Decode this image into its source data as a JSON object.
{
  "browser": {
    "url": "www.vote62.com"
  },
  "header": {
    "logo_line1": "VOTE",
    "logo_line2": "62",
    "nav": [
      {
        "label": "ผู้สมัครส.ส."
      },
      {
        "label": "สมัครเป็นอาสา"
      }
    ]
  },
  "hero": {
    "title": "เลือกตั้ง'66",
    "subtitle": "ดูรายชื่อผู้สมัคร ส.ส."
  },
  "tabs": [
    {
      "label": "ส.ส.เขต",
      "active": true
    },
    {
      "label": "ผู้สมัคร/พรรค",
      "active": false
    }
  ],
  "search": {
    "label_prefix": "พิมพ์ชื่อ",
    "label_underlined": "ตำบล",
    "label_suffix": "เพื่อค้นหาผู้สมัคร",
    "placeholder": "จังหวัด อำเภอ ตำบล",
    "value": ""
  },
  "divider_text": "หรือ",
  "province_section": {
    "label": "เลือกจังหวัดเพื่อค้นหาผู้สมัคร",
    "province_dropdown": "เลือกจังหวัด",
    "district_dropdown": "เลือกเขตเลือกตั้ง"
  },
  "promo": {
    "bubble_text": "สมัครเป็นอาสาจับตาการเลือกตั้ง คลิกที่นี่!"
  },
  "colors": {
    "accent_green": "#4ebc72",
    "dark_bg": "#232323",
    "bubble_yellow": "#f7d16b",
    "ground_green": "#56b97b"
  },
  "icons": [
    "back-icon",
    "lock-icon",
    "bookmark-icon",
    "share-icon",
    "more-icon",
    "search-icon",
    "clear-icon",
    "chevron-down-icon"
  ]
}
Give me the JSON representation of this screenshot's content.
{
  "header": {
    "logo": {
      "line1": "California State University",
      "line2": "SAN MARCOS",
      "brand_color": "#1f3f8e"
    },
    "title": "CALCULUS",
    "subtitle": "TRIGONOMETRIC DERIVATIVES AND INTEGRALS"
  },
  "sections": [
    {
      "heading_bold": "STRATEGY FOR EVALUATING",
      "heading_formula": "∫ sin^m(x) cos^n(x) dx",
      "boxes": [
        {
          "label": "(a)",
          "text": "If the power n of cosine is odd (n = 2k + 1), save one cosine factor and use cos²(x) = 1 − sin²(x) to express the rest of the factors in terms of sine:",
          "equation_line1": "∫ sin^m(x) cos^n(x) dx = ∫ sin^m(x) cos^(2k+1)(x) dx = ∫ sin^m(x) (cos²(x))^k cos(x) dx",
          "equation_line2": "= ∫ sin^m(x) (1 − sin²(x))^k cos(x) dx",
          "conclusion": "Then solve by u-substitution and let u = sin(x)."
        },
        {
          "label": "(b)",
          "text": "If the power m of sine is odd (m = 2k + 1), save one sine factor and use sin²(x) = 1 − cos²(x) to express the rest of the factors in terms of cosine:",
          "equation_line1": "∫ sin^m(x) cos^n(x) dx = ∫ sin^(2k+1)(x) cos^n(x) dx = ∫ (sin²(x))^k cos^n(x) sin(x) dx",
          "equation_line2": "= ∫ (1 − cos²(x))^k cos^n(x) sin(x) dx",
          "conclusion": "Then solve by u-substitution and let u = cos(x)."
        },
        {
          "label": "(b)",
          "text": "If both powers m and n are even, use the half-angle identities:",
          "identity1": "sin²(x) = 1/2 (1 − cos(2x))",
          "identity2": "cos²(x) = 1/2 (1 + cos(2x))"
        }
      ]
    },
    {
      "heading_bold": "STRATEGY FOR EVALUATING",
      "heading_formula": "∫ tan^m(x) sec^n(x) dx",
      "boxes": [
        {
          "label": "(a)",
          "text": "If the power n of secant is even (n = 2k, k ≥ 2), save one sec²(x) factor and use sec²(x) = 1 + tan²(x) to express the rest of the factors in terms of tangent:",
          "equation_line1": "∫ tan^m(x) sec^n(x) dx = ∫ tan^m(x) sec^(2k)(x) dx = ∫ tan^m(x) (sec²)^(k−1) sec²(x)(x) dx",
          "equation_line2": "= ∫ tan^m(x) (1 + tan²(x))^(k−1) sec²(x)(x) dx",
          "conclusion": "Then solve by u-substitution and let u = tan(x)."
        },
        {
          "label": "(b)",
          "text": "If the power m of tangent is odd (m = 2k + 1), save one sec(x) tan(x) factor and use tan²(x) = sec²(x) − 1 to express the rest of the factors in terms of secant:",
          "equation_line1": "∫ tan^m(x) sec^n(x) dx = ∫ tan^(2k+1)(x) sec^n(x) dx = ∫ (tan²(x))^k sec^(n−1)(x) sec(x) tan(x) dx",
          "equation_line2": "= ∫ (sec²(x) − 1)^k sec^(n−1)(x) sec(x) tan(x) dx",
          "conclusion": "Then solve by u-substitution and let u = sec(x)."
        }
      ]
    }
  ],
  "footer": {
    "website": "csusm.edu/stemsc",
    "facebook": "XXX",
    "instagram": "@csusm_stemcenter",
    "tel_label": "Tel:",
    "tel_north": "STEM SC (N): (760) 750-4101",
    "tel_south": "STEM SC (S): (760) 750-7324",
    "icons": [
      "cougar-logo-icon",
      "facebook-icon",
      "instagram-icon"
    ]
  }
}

________________________________________

## Problem
Restate each of the entries above verbatim.

## Solution to this task
Decode this image into its source data as a JSON object.
{
  "browser": {
    "url": "www.vote62.com"
  },
  "header": {
    "logo_line1": "VOTE",
    "logo_line2": "62",
    "nav": [
      {
        "label": "ผู้สมัครส.ส."
      },
      {
        "label": "สมัครเป็นอาสา"
      }
    ]
  },
  "hero": {
    "title": "เลือกตั้ง'66",
    "subtitle": "ดูรายชื่อผู้สมัคร ส.ส."
  },
  "tabs": [
    {
      "label": "ส.ส.เขต",
      "active": true
    },
    {
      "label": "ผู้สมัคร/พรรค",
      "active": false
    }
  ],
  "search": {
    "label_prefix": "พิมพ์ชื่อ",
    "label_underlined": "ตำบล",
    "label_suffix": "เพื่อค้นหาผู้สมัคร",
    "placeholder": "จังหวัด อำเภอ ตำบล",
    "value": ""
  },
  "divider_text": "หรือ",
  "province_section": {
    "label": "เลือกจังหวัดเพื่อค้นหาผู้สมัคร",
    "province_dropdown": "เลือกจังหวัด",
    "district_dropdown": "เลือกเขตเลือกตั้ง"
  },
  "promo": {
    "bubble_text": "สมัครเป็นอาสาจับตาการเลือกตั้ง คลิกที่นี่!"
  },
  "colors": {
    "accent_green": "#4ebc72",
    "dark_bg": "#232323",
    "bubble_yellow": "#f7d16b",
    "ground_green": "#56b97b"
  },
  "icons": [
    "back-icon",
    "lock-icon",
    "bookmark-icon",
    "share-icon",
    "more-icon",
    "search-icon",
    "clear-icon",
    "chevron-down-icon"
  ]
}
Give me the JSON representation of this screenshot's content.
{
  "header": {
    "logo": {
      "line1": "California State University",
      "line2": "SAN MARCOS",
      "brand_color": "#1f3f8e"
    },
    "title": "CALCULUS",
    "subtitle": "TRIGONOMETRIC DERIVATIVES AND INTEGRALS"
  },
  "sections": [
    {
      "heading_bold": "STRATEGY FOR EVALUATING",
      "heading_formula": "∫ sin^m(x) cos^n(x) dx",
      "boxes": [
        {
          "label": "(a)",
          "text": "If the power n of cosine is odd (n = 2k + 1), save one cosine factor and use cos²(x) = 1 − sin²(x) to express the rest of the factors in terms of sine:",
          "equation_line1": "∫ sin^m(x) cos^n(x) dx = ∫ sin^m(x) cos^(2k+1)(x) dx = ∫ sin^m(x) (cos²(x))^k cos(x) dx",
          "equation_line2": "= ∫ sin^m(x) (1 − sin²(x))^k cos(x) dx",
          "conclusion": "Then solve by u-substitution and let u = sin(x)."
        },
        {
          "label": "(b)",
          "text": "If the power m of sine is odd (m = 2k + 1), save one sine factor and use sin²(x) = 1 − cos²(x) to express the rest of the factors in terms of cosine:",
          "equation_line1": "∫ sin^m(x) cos^n(x) dx = ∫ sin^(2k+1)(x) cos^n(x) dx = ∫ (sin²(x))^k cos^n(x) sin(x) dx",
          "equation_line2": "= ∫ (1 − cos²(x))^k cos^n(x) sin(x) dx",
          "conclusion": "Then solve by u-substitution and let u = cos(x)."
        },
        {
          "label": "(b)",
          "text": "If both powers m and n are even, use the half-angle identities:",
          "identity1": "sin²(x) = 1/2 (1 − cos(2x))",
          "identity2": "cos²(x) = 1/2 (1 + cos(2x))"
        }
      ]
    },
    {
      "heading_bold": "STRATEGY FOR EVALUATING",
      "heading_formula": "∫ tan^m(x) sec^n(x) dx",
      "boxes": [
        {
          "label": "(a)",
          "text": "If the power n of secant is even (n = 2k, k ≥ 2), save one sec²(x) factor and use sec²(x) = 1 + tan²(x) to express the rest of the factors in terms of tangent:",
          "equation_line1": "∫ tan^m(x) sec^n(x) dx = ∫ tan^m(x) sec^(2k)(x) dx = ∫ tan^m(x) (sec²)^(k−1) sec²(x)(x) dx",
          "equation_line2": "= ∫ tan^m(x) (1 + tan²(x))^(k−1) sec²(x)(x) dx",
          "conclusion": "Then solve by u-substitution and let u = tan(x)."
        },
        {
          "label": "(b)",
          "text": "If the power m of tangent is odd (m = 2k + 1), save one sec(x) tan(x) factor and use tan²(x) = sec²(x) − 1 to express the rest of the factors in terms of secant:",
          "equation_line1": "∫ tan^m(x) sec^n(x) dx = ∫ tan^(2k+1)(x) sec^n(x) dx = ∫ (tan²(x))^k sec^(n−1)(x) sec(x) tan(x) dx",
          "equation_line2": "= ∫ (sec²(x) − 1)^k sec^(n−1)(x) sec(x) tan(x) dx",
          "conclusion": "Then solve by u-substitution and let u = sec(x)."
        }
      ]
    }
  ],
  "footer": {
    "website": "csusm.edu/stemsc",
    "facebook": "XXX",
    "instagram": "@csusm_stemcenter",
    "tel_label": "Tel:",
    "tel_north": "STEM SC (N): (760) 750-4101",
    "tel_south": "STEM SC (S): (760) 750-7324",
    "icons": [
      "cougar-logo-icon",
      "facebook-icon",
      "instagram-icon"
    ]
  }
}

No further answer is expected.